#### WHAT TO WORK ON:
Look through the data below and return each line where "have" appears.

Part of a data file:

┄┄┄┄┄┄┄┄┄┄┄┄┄┄┄┄┄┄┄┄

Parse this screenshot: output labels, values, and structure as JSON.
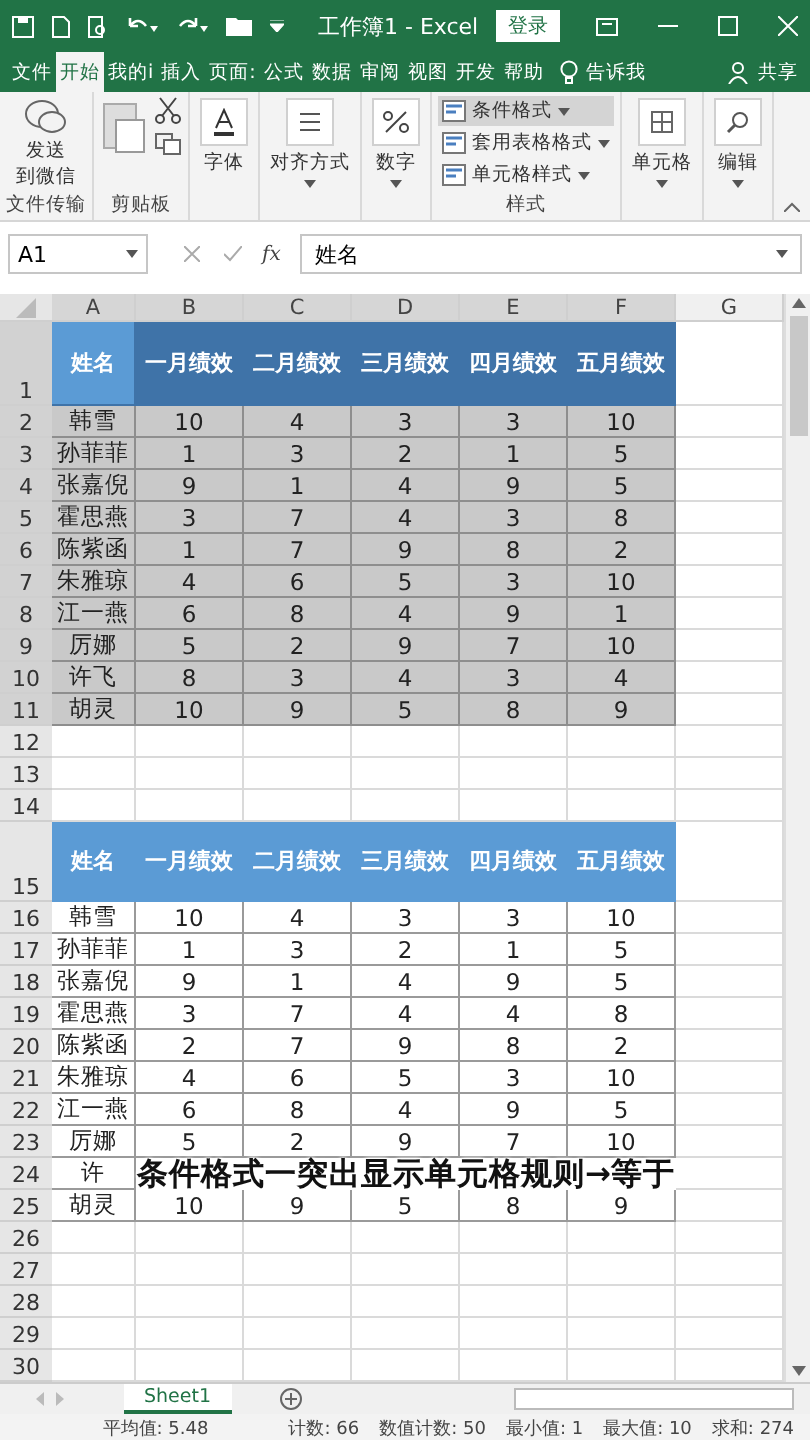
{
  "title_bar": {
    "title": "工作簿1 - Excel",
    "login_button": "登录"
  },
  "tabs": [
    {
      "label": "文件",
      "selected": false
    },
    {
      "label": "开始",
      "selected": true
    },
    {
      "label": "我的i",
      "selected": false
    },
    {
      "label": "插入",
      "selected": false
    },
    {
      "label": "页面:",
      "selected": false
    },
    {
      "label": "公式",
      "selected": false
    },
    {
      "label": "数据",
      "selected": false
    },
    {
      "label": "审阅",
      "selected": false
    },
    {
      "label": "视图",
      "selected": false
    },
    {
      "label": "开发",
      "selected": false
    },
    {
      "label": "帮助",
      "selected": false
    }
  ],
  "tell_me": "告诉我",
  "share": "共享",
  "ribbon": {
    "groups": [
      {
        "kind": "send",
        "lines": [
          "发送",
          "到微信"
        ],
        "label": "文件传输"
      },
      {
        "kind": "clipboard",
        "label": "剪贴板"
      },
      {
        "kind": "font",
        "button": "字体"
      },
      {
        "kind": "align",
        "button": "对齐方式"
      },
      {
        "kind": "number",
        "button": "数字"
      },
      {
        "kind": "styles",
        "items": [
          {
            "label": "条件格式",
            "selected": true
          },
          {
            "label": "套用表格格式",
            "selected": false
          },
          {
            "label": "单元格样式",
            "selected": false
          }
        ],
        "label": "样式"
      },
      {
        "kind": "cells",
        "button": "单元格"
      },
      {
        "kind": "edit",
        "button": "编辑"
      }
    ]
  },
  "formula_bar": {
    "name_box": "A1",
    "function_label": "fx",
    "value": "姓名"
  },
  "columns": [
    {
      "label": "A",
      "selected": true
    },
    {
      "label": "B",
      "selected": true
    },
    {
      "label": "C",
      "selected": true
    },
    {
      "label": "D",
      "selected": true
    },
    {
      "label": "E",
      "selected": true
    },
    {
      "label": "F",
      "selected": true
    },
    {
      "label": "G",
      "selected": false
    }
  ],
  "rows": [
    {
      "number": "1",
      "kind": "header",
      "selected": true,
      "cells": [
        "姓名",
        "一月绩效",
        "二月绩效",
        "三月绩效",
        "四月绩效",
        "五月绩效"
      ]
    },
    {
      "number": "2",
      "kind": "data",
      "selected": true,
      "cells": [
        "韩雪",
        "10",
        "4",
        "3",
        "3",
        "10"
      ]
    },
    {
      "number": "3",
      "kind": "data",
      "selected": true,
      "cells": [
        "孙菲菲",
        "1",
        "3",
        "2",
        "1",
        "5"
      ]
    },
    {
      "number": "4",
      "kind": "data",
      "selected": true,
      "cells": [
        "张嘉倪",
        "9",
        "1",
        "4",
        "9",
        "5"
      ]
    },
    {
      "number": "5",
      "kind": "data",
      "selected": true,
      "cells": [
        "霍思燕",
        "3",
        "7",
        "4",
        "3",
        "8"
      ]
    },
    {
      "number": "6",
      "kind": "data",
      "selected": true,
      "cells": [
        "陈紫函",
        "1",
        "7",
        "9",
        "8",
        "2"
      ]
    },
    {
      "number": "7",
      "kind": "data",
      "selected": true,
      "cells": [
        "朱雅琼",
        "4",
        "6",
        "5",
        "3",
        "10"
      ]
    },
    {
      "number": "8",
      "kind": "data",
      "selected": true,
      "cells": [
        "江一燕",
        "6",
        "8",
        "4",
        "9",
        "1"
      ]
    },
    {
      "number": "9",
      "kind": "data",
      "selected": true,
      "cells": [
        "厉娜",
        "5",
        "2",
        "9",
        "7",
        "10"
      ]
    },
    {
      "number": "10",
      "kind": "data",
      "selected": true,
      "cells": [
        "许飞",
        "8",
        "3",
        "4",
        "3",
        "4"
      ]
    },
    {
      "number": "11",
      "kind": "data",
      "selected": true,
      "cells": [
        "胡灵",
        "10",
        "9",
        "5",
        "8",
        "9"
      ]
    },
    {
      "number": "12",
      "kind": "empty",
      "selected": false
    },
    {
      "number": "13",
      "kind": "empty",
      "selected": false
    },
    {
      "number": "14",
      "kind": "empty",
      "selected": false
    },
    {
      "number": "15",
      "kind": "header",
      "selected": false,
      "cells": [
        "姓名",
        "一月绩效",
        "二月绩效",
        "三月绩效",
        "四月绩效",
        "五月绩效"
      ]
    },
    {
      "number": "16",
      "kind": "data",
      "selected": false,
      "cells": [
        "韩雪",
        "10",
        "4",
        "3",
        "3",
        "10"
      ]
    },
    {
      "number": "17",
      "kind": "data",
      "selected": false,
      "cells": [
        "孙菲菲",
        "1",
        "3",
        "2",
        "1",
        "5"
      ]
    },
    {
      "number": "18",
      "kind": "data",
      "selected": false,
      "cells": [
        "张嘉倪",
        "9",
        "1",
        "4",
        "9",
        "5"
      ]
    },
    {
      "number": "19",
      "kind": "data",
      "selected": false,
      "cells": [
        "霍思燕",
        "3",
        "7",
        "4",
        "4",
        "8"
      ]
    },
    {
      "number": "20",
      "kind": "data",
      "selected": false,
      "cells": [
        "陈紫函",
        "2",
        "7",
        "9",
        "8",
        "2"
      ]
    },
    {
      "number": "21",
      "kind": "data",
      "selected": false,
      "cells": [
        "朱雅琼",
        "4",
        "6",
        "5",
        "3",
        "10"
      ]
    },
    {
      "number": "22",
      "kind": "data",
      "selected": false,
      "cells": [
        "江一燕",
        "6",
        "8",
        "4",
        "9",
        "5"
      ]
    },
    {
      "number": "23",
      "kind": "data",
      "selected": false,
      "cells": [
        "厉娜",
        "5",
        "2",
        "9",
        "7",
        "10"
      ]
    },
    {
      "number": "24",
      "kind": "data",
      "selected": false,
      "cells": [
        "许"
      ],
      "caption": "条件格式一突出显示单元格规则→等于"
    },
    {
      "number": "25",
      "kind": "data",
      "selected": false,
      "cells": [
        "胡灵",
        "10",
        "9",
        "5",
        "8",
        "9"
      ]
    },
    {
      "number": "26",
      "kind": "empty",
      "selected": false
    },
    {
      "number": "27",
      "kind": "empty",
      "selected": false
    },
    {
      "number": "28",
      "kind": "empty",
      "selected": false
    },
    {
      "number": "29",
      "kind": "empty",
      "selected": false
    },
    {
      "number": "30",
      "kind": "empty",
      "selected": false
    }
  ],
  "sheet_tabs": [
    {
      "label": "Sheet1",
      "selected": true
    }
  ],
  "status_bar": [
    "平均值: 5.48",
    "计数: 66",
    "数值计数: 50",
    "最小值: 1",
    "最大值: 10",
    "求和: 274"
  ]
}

┄┄┄┄┄┄┄┄┄┄┄┄┄┄┄┄┄┄┄┄

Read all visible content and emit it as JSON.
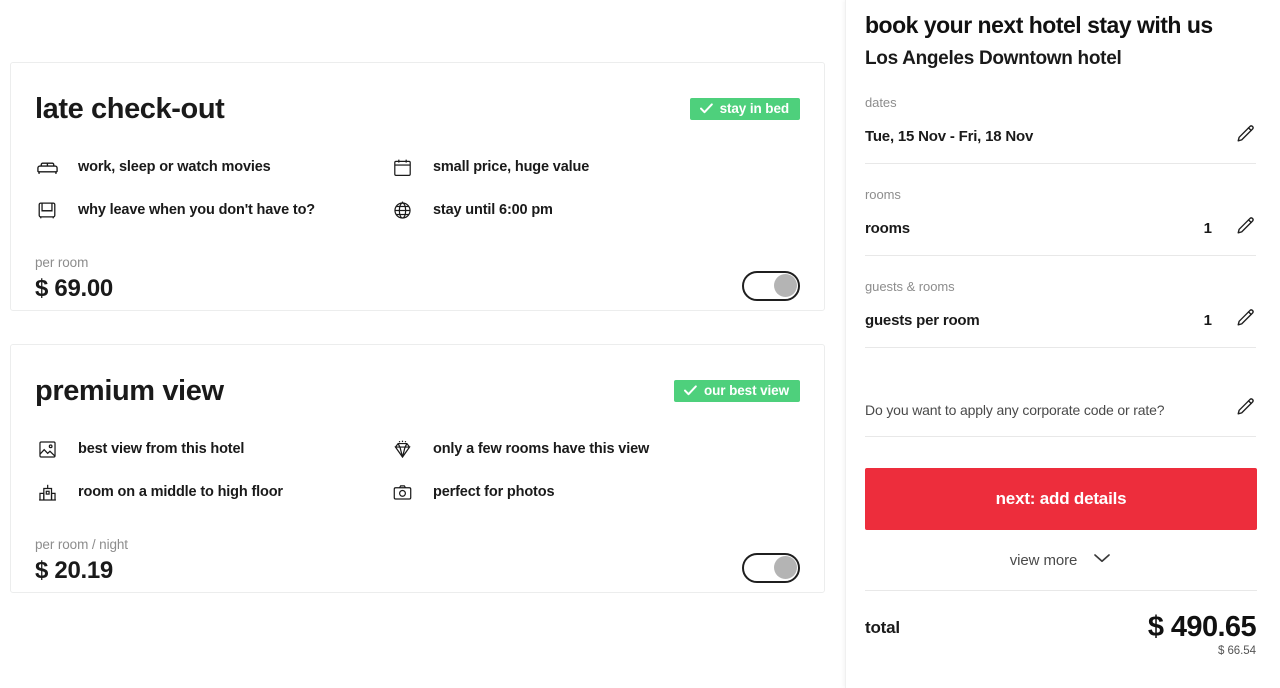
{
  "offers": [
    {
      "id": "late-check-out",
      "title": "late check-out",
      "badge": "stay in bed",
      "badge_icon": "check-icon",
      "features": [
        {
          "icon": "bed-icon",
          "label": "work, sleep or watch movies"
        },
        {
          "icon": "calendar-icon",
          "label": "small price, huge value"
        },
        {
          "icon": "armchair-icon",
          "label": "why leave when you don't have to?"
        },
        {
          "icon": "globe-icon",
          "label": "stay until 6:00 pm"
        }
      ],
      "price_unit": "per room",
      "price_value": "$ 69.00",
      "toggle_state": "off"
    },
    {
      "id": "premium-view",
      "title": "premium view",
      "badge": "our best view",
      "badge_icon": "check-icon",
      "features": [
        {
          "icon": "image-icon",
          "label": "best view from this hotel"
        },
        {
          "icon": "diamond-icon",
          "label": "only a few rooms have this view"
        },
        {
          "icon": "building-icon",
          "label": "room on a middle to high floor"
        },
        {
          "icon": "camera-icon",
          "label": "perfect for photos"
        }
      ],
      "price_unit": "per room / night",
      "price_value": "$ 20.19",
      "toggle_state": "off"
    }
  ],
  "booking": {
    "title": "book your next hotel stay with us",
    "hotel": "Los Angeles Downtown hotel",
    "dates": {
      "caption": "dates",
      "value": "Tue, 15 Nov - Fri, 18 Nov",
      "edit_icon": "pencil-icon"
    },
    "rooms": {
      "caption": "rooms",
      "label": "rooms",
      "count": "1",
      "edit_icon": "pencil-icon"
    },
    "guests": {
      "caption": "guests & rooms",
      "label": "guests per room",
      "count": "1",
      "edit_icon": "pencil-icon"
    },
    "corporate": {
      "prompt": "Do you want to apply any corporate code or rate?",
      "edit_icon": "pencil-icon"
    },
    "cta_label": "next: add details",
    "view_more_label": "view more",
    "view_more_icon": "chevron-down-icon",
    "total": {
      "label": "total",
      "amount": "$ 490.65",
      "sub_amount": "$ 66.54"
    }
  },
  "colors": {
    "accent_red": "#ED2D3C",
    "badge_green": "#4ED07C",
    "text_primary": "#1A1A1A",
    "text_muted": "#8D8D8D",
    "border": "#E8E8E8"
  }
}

┄┄┄┄┄┄┄┄┄┄┄┄┄┄┄┄┄┄┄┄

#### TASK RESPONSE:
          "label": "why leave when you don't have to?"
          "label": "only a few rooms have this view"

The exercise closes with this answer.